Rows from a figure dataset:
(begin)

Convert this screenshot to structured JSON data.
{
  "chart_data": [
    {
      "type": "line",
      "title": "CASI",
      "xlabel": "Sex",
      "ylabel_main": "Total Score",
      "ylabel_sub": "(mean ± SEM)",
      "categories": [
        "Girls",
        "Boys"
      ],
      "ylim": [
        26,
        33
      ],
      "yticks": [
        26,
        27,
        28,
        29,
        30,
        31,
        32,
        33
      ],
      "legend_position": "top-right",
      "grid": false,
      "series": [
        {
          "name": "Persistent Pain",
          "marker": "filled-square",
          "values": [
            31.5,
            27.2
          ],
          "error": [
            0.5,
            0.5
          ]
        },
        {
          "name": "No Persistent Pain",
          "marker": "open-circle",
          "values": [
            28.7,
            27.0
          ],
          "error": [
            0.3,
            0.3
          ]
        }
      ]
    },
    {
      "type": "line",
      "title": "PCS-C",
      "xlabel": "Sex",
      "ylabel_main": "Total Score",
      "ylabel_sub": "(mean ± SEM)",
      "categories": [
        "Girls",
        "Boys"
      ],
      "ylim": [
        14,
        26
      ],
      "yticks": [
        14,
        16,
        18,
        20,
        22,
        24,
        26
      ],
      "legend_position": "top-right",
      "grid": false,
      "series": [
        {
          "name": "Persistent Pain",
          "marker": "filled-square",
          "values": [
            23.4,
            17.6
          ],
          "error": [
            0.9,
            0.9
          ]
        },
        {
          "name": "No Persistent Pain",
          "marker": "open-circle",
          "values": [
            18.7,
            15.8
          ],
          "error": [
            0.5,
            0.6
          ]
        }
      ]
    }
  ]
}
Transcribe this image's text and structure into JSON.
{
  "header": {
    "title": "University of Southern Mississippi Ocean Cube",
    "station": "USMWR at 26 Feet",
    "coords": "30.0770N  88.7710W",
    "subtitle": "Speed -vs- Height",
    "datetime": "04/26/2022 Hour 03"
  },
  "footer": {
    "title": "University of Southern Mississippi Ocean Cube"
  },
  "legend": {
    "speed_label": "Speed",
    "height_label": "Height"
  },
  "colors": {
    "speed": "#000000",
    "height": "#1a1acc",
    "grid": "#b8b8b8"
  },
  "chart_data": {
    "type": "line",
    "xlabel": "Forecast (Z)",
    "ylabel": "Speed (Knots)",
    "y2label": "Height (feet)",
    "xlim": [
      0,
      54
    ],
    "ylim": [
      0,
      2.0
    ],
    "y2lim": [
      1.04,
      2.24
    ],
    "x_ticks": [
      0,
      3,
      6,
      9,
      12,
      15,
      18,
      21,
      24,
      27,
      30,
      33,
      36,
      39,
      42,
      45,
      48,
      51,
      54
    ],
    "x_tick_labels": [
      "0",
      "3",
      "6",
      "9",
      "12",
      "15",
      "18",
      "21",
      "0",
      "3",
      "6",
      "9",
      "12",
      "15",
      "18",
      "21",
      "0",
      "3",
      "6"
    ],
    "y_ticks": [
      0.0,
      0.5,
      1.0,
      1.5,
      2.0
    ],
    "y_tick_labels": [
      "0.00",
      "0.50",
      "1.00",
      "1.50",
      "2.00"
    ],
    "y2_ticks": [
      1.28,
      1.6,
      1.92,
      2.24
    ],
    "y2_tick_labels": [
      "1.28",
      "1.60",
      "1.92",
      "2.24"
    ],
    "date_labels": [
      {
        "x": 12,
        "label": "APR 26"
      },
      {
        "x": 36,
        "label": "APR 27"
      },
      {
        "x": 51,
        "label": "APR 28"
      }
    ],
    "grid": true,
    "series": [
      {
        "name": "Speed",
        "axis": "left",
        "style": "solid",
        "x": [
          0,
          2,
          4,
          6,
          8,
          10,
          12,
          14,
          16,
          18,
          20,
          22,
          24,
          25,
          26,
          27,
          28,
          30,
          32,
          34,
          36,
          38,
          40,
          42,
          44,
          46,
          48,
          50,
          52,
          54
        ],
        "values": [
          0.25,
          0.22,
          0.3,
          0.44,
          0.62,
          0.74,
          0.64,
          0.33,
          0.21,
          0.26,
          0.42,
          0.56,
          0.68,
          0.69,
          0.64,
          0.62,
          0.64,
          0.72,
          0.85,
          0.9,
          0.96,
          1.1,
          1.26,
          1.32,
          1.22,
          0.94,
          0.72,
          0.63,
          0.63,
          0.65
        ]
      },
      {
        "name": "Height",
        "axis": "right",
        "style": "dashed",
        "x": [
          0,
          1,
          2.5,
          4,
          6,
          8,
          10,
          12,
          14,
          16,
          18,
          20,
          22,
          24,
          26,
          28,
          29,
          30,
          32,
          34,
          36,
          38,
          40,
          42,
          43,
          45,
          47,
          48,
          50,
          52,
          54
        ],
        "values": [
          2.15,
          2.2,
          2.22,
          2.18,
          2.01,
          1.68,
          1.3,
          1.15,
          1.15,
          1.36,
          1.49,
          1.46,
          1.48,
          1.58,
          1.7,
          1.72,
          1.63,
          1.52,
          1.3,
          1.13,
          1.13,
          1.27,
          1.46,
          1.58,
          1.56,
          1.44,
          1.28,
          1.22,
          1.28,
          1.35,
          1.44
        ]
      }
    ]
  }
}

(end)
(begin)

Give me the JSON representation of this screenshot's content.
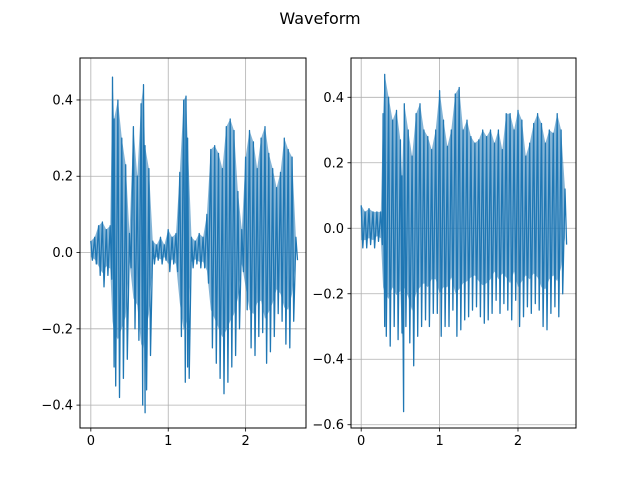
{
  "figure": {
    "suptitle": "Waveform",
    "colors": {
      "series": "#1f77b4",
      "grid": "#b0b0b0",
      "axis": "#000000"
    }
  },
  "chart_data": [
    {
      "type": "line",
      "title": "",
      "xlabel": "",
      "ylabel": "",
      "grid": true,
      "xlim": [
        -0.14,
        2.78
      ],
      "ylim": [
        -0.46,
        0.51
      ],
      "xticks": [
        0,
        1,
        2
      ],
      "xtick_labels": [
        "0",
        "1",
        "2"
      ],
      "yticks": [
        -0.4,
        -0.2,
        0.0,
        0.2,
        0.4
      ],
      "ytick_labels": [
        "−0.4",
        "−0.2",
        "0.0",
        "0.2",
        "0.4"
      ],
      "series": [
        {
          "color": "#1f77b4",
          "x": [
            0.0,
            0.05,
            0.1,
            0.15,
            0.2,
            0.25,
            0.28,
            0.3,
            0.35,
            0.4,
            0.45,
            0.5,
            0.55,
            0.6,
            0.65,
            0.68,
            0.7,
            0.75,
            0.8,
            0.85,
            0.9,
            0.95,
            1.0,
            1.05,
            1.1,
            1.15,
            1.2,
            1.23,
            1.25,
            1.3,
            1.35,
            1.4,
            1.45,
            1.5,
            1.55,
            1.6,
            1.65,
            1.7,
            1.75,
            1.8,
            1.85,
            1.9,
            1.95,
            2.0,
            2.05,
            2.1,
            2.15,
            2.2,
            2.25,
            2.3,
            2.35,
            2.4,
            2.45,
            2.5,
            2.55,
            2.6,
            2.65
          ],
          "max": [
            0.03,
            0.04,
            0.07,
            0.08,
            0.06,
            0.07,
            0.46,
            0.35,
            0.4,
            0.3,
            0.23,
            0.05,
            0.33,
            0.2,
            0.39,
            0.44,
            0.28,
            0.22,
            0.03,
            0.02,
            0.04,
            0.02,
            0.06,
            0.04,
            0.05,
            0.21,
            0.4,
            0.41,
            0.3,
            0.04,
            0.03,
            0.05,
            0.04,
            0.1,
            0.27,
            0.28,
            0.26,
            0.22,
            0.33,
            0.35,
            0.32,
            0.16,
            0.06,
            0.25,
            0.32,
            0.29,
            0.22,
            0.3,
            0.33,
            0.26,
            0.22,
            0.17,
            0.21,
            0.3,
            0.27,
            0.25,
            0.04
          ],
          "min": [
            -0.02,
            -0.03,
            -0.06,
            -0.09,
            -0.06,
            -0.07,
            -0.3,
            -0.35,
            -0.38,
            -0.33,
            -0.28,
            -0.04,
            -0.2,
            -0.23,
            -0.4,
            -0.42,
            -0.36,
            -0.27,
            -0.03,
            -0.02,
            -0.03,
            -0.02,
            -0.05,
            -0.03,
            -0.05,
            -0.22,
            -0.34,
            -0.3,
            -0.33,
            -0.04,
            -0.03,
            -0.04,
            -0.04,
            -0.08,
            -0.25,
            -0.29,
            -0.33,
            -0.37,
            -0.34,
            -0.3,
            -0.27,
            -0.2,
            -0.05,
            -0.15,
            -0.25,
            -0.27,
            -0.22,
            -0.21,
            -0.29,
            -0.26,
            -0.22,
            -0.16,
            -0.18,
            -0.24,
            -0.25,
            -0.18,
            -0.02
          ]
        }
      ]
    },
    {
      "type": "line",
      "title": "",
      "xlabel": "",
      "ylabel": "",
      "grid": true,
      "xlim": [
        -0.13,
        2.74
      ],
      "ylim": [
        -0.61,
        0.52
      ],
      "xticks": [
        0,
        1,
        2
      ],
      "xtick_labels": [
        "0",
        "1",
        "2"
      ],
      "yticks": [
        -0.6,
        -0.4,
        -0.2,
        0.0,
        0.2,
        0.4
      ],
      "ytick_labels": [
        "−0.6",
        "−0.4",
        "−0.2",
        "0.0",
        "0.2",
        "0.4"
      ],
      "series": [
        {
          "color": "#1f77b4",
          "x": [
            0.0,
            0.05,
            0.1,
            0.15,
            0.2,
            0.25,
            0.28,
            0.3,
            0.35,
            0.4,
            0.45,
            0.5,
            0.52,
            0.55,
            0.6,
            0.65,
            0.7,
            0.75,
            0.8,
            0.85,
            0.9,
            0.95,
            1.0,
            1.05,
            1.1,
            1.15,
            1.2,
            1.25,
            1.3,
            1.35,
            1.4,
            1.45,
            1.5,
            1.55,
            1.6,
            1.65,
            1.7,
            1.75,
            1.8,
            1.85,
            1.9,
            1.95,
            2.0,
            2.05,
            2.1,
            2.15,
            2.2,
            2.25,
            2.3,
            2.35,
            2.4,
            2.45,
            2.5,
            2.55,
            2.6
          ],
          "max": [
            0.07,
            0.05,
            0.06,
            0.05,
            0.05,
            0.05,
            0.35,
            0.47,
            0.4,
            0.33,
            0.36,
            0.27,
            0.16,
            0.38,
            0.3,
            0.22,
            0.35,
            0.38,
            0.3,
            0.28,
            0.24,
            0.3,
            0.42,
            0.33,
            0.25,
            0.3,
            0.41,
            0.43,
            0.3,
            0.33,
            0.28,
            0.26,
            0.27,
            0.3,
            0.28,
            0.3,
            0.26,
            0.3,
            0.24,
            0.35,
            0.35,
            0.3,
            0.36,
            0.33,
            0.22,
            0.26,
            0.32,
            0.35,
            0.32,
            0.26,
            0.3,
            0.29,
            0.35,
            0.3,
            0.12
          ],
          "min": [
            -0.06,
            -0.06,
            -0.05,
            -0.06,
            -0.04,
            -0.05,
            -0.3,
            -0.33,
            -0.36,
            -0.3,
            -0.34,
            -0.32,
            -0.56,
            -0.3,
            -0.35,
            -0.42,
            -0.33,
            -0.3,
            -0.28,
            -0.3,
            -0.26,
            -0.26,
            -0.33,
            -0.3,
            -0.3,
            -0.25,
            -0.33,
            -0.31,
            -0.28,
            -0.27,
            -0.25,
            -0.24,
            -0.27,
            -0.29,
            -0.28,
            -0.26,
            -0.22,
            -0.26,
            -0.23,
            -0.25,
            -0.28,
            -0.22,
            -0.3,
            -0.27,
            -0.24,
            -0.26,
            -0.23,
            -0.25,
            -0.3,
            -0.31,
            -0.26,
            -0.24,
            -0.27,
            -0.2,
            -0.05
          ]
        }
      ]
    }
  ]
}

(end)

> **Written exercise**
Filter the records above for lines containing the word "screenshot", and copy those lines.

> **Output of the exercise**
Convert this screenshot to structured JSON data.
Give me the JSON representation of this screenshot's content.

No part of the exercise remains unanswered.